● Extract
= = = = = = =

I would also bet he now suggests moving in, joint finances- even perhaps a proposal. I would urge you to think very carefully OP before getting financially entangled with this man (e.g. marriage/joint finances). I would probably urge you to think very carefully about your relationship too- I'm not sure I'd want to be with a man who treated me in this way.

Overrunwithlego · 03/09/2017 19:14

They didn't go public. But of course closer friends and family are going to know. And then they are the ones who feel entitled to a share. I was just trying to put things in context if this was a lottery win (which maybe it wasn't). Of course OP's dp will know about it. And from what I've seen, he is likely to feel (wrongly) that she is obliged to share the luck.

Oldie2017 · 03/09/2017 19:14

He's being unreasonable. I would never share my assets with a new partner - it is 100% for my children and that works two ways. I would not expect a penny from him ever.

Winosaurus · 03/09/2017 19:22

I assumed it was an inheritance - because if it was lottery money and you were living together then you'd split it surely?

= = = = = = =

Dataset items

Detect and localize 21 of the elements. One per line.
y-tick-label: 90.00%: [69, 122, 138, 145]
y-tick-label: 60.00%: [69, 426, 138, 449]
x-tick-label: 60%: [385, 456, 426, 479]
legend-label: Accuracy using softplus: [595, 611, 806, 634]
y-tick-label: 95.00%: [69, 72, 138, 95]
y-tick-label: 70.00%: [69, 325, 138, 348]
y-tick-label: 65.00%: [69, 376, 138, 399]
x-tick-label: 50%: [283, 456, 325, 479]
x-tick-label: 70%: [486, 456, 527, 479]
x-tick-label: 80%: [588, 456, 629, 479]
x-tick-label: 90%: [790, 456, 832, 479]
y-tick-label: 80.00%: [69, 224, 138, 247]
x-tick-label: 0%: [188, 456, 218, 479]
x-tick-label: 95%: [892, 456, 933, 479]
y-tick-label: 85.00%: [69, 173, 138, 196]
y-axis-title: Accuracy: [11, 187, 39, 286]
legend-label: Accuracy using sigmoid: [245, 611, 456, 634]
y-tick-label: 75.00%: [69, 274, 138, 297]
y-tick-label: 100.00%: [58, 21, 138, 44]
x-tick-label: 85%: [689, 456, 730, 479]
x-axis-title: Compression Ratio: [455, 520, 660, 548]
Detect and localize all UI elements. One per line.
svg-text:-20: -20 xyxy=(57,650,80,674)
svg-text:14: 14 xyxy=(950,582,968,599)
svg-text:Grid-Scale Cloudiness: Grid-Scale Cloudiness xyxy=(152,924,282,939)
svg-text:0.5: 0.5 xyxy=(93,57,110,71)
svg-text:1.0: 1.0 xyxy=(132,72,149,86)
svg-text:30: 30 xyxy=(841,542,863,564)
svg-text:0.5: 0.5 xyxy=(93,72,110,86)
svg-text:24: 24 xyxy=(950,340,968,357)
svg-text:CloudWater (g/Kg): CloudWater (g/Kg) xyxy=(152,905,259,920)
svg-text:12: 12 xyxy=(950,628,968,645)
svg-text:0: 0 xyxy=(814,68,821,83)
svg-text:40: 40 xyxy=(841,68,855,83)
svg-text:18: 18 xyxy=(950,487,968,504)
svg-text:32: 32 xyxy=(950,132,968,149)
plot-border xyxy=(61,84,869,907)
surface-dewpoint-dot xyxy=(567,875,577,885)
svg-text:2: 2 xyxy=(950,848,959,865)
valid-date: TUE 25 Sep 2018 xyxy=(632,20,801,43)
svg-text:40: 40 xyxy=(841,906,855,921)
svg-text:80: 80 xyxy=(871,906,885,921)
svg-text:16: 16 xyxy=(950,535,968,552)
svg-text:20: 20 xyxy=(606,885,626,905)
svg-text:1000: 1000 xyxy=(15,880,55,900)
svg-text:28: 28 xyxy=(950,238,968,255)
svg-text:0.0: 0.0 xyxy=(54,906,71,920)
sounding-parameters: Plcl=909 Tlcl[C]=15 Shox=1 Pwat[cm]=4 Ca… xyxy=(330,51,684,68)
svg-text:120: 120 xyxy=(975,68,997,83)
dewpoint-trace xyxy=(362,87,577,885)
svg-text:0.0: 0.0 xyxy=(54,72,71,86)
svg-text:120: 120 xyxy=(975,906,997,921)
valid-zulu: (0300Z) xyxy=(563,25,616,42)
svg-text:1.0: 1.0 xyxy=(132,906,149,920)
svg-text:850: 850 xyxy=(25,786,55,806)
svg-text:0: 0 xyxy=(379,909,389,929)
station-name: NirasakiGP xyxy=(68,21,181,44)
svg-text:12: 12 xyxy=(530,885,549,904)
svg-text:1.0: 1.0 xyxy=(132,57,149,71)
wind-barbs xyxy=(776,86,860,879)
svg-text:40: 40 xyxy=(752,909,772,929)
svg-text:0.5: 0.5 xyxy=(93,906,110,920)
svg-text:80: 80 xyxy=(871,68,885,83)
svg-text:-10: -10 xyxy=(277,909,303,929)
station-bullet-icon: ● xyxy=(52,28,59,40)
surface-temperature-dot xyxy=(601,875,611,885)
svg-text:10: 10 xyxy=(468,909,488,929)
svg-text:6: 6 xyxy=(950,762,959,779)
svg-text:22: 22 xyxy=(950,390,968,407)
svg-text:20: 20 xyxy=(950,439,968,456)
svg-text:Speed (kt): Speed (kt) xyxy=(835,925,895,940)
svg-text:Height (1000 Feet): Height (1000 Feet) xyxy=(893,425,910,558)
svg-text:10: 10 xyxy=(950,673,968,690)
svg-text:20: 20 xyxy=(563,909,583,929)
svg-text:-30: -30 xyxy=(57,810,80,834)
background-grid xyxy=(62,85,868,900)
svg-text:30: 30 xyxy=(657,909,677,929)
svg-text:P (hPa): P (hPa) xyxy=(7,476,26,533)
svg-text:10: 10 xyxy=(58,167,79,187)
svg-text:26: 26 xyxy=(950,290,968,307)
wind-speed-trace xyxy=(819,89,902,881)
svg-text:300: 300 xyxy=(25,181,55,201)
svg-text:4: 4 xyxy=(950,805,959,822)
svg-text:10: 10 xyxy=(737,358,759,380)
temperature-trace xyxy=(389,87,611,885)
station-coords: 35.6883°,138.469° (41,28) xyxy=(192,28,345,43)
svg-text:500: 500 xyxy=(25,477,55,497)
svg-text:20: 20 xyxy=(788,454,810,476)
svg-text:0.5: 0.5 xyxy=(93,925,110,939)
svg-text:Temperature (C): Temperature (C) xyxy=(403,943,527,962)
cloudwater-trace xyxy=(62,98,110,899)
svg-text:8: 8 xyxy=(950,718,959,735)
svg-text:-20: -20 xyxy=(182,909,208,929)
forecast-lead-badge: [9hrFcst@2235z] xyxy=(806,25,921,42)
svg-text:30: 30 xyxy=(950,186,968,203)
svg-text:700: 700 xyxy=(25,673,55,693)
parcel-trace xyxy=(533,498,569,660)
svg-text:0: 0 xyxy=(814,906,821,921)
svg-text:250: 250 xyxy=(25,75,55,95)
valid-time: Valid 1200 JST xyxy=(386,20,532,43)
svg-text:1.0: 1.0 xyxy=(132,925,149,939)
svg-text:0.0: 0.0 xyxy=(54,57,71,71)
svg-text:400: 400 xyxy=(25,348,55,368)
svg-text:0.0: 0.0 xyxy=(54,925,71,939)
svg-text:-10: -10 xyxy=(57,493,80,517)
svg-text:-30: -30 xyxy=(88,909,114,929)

= = = = = = =

● Exercise A
Answer these questions about the forum thread:
(i) Which poster's message is timed 19:22?
(ii) According to Oldie2017, who are their assets for?
(iii) What did Winosaurus assume the money was?
● Exercise B
Write the next part of the forum thread about sharing money with a partner, picking up after its last post.

● Answer space A
(i) Winosaurus
(ii) Oldie2017's children
(iii) An inheritance

● Answer space B
Inheritance money would be left to the OP

Mulberry72 · 03/09/2017 19:27

YANBU! He didn't want joint money when you had less than him the cheeky get!

How does his ex know you've come into money? Has he told her? Why is he discussing YOUR money with her?

Tell the pair of them to fuck right off!

EmpressOfTheSpartacusOceans · 03/09/2017 19:32

I assumed it was an inheritance - because if it was lottery money and you were living together then you'd split it surely?

Why? From everything the OP's said, if he had a winning lottery ticket she wouldn't see any of the cash.

MarcyMercy · 03/09/2017 19:34

Anonymous is the only way to go with a lottery win. Seems to me that those who revealed were sunk and troubled forever more.

Gemini69 · 03/09/2017 19:57

OP sounds switched on.. she'll be ok Flowers

Starlight2345 · 03/09/2017 19:59

YANBU...

Other than what has already been stated the one thing that sticks out to me.

Is you say it was unexpected and neither knew how to respond but you have had time to buy a house, order furniture..Hime to consider how he and his family can benefit and share with ex wife this info and her work out how she can benefit.

I do hope there is someone out there looking out for you.

TitaniasCloset · 03/09/2017 20:00

Haven't read the whole thread yet but had to comment.

Congratulations on your windfall!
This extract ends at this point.